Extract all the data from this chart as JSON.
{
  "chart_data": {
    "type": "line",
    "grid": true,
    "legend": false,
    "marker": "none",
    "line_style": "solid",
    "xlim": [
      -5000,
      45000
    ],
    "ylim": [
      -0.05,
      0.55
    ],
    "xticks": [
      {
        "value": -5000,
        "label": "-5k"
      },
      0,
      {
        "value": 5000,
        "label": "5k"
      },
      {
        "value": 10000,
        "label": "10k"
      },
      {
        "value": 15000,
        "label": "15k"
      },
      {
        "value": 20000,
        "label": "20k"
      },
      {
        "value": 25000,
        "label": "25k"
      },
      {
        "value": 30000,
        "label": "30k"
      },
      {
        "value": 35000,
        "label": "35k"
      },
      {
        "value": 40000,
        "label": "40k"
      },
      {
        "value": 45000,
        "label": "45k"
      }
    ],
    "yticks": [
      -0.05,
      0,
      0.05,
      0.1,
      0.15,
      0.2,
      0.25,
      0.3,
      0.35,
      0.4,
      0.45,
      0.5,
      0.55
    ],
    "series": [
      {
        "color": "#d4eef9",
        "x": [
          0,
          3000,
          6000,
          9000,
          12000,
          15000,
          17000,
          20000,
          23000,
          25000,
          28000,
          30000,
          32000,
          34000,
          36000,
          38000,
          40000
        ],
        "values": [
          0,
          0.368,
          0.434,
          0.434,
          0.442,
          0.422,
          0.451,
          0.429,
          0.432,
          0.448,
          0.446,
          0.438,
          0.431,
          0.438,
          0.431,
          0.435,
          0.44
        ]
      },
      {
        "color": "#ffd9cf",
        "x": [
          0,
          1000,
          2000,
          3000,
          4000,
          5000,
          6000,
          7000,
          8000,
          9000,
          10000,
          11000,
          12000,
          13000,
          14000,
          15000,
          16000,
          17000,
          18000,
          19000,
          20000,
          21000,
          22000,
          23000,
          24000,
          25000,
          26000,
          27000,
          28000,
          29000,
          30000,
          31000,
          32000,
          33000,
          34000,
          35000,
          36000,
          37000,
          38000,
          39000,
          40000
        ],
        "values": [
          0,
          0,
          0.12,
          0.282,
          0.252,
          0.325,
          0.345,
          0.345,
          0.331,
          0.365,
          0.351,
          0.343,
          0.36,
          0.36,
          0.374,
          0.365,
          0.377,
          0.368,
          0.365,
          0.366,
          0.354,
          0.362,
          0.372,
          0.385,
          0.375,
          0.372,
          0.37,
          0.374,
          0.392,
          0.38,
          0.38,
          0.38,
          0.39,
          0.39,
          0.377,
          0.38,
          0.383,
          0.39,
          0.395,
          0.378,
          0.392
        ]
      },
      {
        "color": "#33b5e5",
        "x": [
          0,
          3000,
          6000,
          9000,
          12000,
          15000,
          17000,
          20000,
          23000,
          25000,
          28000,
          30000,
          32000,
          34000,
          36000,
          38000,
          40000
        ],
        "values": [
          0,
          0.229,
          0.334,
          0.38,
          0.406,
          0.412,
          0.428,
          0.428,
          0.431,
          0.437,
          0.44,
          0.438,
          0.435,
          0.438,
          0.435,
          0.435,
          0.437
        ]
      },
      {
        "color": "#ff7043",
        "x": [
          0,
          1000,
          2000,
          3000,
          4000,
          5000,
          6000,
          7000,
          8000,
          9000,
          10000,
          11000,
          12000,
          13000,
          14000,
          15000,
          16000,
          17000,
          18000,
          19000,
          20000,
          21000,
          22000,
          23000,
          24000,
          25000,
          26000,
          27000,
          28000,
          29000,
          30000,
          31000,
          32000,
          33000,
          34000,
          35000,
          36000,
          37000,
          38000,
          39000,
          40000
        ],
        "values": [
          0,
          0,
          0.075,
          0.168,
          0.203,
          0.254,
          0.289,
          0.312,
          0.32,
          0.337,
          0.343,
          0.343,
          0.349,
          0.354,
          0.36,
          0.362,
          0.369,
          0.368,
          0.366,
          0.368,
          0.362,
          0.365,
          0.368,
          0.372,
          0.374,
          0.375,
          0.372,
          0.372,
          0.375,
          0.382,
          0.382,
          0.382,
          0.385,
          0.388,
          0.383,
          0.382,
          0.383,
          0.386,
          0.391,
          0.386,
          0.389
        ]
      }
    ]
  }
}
····················
→ **TASK BRIEF**
Take each line of the material that contains the word "label" and list it.

→ **EXERCISE OUTPUT**
        "label": "-5k"
        "label": "5k"
        "label": "10k"
        "label": "15k"
        "label": "20k"
        "label": "25k"
        "label": "30k"
        "label": "35k"
        "label": "40k"
        "label": "45k"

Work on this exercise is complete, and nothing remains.